Problem to work on -
Write out the following lines with no changes, from the line with "x-tick-mark xyxy=(2195,1207,2198,1220)" up to and including the line with "y-tick-label: 1.0 xyxy=(84,180,130,214)".

Extracted entries -
================
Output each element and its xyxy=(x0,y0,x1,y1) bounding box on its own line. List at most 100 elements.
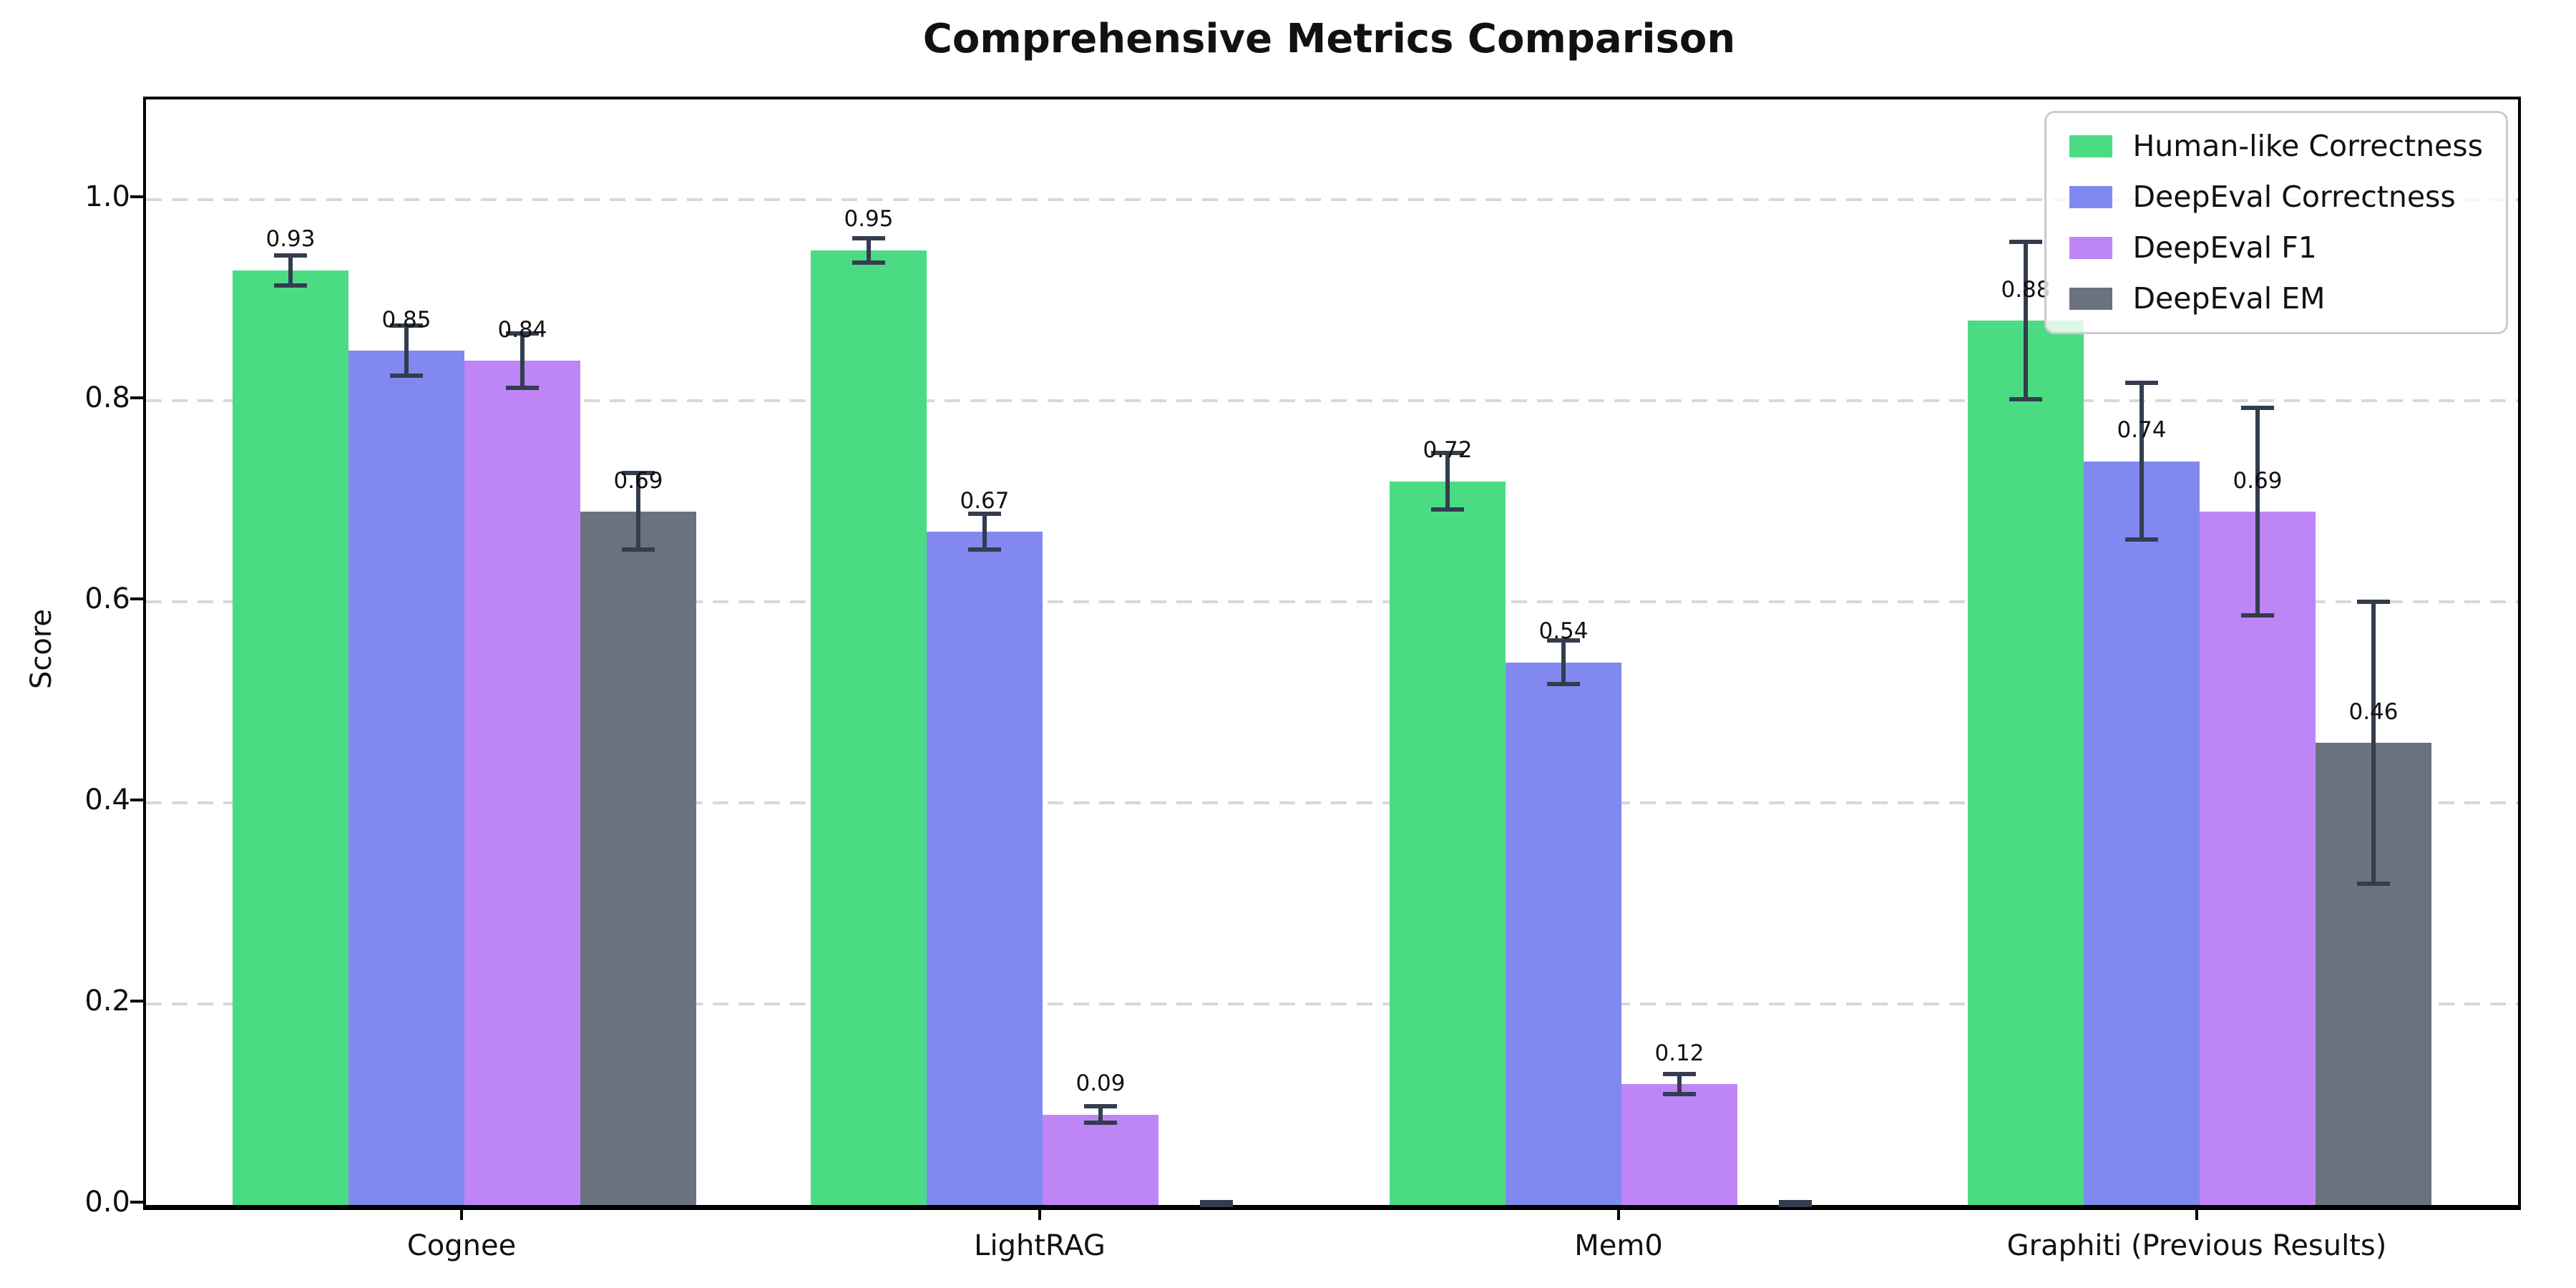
x-tick-mark xyxy=(2195,1207,2198,1220)
bar-value-label: 0.85 xyxy=(381,307,431,333)
deepeval-em-swatch xyxy=(2069,288,2113,311)
legend-label: Human-like Correctness xyxy=(2132,129,2483,163)
error-bar-cap-bottom xyxy=(506,386,539,390)
legend-item-3: DeepEval F1 xyxy=(2069,232,2483,264)
bar-graphiti-previous-results--1 xyxy=(1968,321,2084,1205)
y-tick-label: 1.0 xyxy=(84,180,130,214)
bar-value-label: 0.67 xyxy=(960,488,1010,514)
x-tick-mark xyxy=(1617,1207,1620,1220)
gridline-1.0 xyxy=(146,198,2518,202)
error-bar-line xyxy=(1677,1074,1682,1094)
bar-lightrag-3 xyxy=(1043,1115,1158,1205)
x-tick-mark xyxy=(1038,1207,1041,1220)
error-bar-line xyxy=(1445,453,1450,509)
bar-mem0-1 xyxy=(1390,482,1506,1205)
error-bar-cap-top xyxy=(1779,1200,1812,1204)
x-category-label: Graphiti (Previous Results) xyxy=(2006,1229,2387,1262)
error-bar-cap-top xyxy=(622,471,655,475)
chart-title: Comprehensive Metrics Comparison xyxy=(922,16,1736,62)
error-bar-cap-top xyxy=(2357,600,2390,604)
error-bar-cap-bottom xyxy=(390,374,423,378)
gridline-0.4 xyxy=(146,801,2518,805)
y-tick-label: 0.4 xyxy=(84,784,130,817)
error-bar-line xyxy=(2140,383,2144,540)
error-bar-cap-bottom xyxy=(1200,1203,1233,1207)
y-axis-title: Score xyxy=(25,608,58,690)
error-bar-cap-top xyxy=(1431,451,1464,455)
bar-cognee-3 xyxy=(464,361,580,1205)
x-tick-mark xyxy=(460,1207,463,1220)
error-bar-cap-bottom xyxy=(2009,397,2042,401)
error-bar-cap-bottom xyxy=(1779,1203,1812,1207)
error-bar-cap-top xyxy=(1663,1072,1696,1076)
y-tick-mark xyxy=(130,1201,143,1204)
error-bar-cap-bottom xyxy=(968,547,1001,552)
error-bar-line xyxy=(982,513,987,550)
legend-item-2: DeepEval Correctness xyxy=(2069,180,2483,215)
bar-value-label: 0.69 xyxy=(613,468,663,494)
error-bar-cap-top xyxy=(852,236,885,240)
legend-label: DeepEval F1 xyxy=(2132,230,2317,265)
error-bar-cap-top xyxy=(968,512,1001,516)
deepeval-f1-swatch xyxy=(2069,237,2113,260)
gridline-0.8 xyxy=(146,399,2518,403)
error-bar-cap-top xyxy=(390,323,423,328)
bar-value-label: 0.46 xyxy=(2348,699,2399,725)
bar-mem0-2 xyxy=(1506,663,1621,1205)
bar-graphiti-previous-results--3 xyxy=(2200,512,2316,1205)
error-bar-cap-top xyxy=(2241,406,2274,410)
legend-label: DeepEval Correctness xyxy=(2132,180,2456,215)
error-bar-line xyxy=(2255,409,2260,615)
error-bar-cap-bottom xyxy=(622,547,655,552)
y-tick-label: 0.8 xyxy=(84,381,130,415)
gridline-0.2 xyxy=(146,1002,2518,1006)
bar-cognee-2 xyxy=(348,351,464,1205)
bar-mem0-3 xyxy=(1621,1084,1737,1205)
error-bar-line xyxy=(520,333,525,388)
bar-value-label: 0.93 xyxy=(265,226,316,252)
gridline-0.6 xyxy=(146,600,2518,604)
legend-label: DeepEval EM xyxy=(2132,281,2326,316)
error-bar-line xyxy=(867,238,871,263)
deepeval-correctness-swatch xyxy=(2069,186,2113,209)
error-bar-cap-top xyxy=(1084,1104,1117,1108)
bar-cognee-1 xyxy=(233,270,348,1205)
error-bar-line xyxy=(404,326,409,376)
error-bar-line xyxy=(288,255,293,286)
bar-value-label: 0.88 xyxy=(2001,277,2051,303)
bar-value-label: 0.09 xyxy=(1075,1070,1126,1096)
plot-area: Human-like Correctness DeepEval Correctne… xyxy=(143,97,2521,1210)
error-bar-line xyxy=(1098,1107,1103,1123)
bar-value-label: 0.72 xyxy=(1423,437,1473,463)
y-tick-mark xyxy=(130,799,143,802)
error-bar-cap-bottom xyxy=(2125,537,2158,542)
x-category-label: Cognee xyxy=(406,1229,517,1262)
y-tick-mark xyxy=(130,1000,143,1003)
error-bar-cap-top xyxy=(2125,381,2158,385)
error-bar-line xyxy=(2024,243,2028,399)
error-bar-cap-bottom xyxy=(1663,1092,1696,1096)
y-tick-mark xyxy=(130,195,143,199)
bar-value-label: 0.69 xyxy=(2233,468,2283,494)
bar-value-label: 0.12 xyxy=(1654,1040,1704,1066)
error-bar-cap-bottom xyxy=(274,283,307,288)
error-bar-cap-bottom xyxy=(1084,1121,1117,1125)
x-category-label: LightRAG xyxy=(974,1229,1106,1262)
bar-value-label: 0.84 xyxy=(497,317,547,343)
error-bar-line xyxy=(2371,602,2376,884)
legend: Human-like Correctness DeepEval Correctne… xyxy=(2044,111,2508,335)
bar-lightrag-1 xyxy=(811,250,927,1205)
error-bar-cap-bottom xyxy=(2357,882,2390,886)
y-tick-label: 0.6 xyxy=(84,582,130,616)
error-bar-cap-top xyxy=(274,253,307,258)
error-bar-cap-bottom xyxy=(852,260,885,265)
human-like-correctness-swatch xyxy=(2069,135,2113,158)
error-bar-cap-top xyxy=(506,331,539,336)
bar-value-label: 0.74 xyxy=(2117,417,2167,443)
error-bar-cap-bottom xyxy=(2241,613,2274,618)
bar-lightrag-2 xyxy=(927,532,1043,1205)
error-bar-cap-bottom xyxy=(1431,507,1464,512)
bar-cognee-4 xyxy=(580,512,696,1205)
error-bar-cap-top xyxy=(1200,1200,1233,1204)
================
Result for this task -
x-tick-mark xyxy=(2195,1207,2198,1220)
bar-value-label: 0.85 xyxy=(381,307,431,333)
deepeval-em-swatch xyxy=(2069,288,2113,311)
legend-label: Human-like Correctness xyxy=(2132,129,2483,163)
error-bar-cap-bottom xyxy=(506,386,539,390)
legend-item-3: DeepEval F1 xyxy=(2069,232,2483,264)
bar-graphiti-previous-results--1 xyxy=(1968,321,2084,1205)
y-tick-label: 1.0 xyxy=(84,180,130,214)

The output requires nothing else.